§ **Problem requirements**
Go through the records and show each line where the word "content" occurs.
——
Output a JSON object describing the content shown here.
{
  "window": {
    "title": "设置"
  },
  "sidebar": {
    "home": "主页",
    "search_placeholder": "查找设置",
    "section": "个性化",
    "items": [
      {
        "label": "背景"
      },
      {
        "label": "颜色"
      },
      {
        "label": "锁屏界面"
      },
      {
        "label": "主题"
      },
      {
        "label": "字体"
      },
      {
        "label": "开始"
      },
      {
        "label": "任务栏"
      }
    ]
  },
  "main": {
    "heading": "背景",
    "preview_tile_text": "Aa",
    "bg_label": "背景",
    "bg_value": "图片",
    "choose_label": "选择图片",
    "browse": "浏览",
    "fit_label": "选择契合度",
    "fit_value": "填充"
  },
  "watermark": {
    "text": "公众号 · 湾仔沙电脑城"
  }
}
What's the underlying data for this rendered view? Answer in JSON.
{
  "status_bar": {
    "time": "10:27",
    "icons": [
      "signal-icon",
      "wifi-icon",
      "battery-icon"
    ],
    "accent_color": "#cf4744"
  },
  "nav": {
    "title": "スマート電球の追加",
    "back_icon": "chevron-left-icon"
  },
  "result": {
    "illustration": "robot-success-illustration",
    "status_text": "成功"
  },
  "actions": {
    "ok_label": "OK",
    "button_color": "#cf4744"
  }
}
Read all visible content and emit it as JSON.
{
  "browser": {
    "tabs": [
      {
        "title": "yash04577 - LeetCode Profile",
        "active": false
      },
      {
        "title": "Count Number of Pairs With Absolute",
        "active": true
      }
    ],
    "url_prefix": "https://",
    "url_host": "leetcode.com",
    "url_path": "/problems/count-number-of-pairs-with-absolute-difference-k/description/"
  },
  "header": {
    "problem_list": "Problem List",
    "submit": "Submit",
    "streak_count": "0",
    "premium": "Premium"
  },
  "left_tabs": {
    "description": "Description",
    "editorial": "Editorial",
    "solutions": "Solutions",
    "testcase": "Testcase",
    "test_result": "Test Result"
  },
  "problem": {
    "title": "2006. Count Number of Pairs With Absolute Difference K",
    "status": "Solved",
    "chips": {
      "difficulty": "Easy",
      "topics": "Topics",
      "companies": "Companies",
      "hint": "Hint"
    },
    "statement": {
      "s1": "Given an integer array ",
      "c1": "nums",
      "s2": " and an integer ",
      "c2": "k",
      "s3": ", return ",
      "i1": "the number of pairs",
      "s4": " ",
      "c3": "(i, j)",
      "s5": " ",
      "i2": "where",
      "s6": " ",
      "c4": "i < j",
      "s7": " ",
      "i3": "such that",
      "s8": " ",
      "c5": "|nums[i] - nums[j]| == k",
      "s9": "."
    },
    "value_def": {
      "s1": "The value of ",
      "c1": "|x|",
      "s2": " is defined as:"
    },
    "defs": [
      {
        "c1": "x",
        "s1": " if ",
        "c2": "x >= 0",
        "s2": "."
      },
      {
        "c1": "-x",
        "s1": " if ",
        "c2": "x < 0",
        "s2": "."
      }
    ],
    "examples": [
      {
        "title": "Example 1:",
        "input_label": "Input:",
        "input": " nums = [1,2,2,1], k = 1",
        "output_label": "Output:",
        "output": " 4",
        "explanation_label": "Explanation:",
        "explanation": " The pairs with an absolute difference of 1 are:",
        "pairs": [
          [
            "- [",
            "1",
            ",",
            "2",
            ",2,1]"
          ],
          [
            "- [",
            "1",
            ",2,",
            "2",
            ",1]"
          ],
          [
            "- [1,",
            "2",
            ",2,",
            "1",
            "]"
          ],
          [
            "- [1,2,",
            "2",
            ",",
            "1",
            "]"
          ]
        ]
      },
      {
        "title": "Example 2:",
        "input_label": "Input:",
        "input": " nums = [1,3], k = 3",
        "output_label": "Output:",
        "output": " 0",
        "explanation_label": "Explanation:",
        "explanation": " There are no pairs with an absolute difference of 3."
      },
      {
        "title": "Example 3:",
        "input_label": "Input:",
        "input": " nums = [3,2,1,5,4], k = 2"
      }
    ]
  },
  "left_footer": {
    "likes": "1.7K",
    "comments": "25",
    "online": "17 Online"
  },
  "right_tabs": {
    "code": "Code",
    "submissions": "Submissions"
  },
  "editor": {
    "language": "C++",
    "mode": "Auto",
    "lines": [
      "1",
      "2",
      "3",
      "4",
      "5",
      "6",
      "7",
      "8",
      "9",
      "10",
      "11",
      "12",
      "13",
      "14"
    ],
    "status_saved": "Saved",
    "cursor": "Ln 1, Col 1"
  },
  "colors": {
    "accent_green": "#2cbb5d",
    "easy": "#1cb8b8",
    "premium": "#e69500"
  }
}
——
§ **Exercise output**
Output a JSON object describing the content shown here.
Read all visible content and emit it as JSON.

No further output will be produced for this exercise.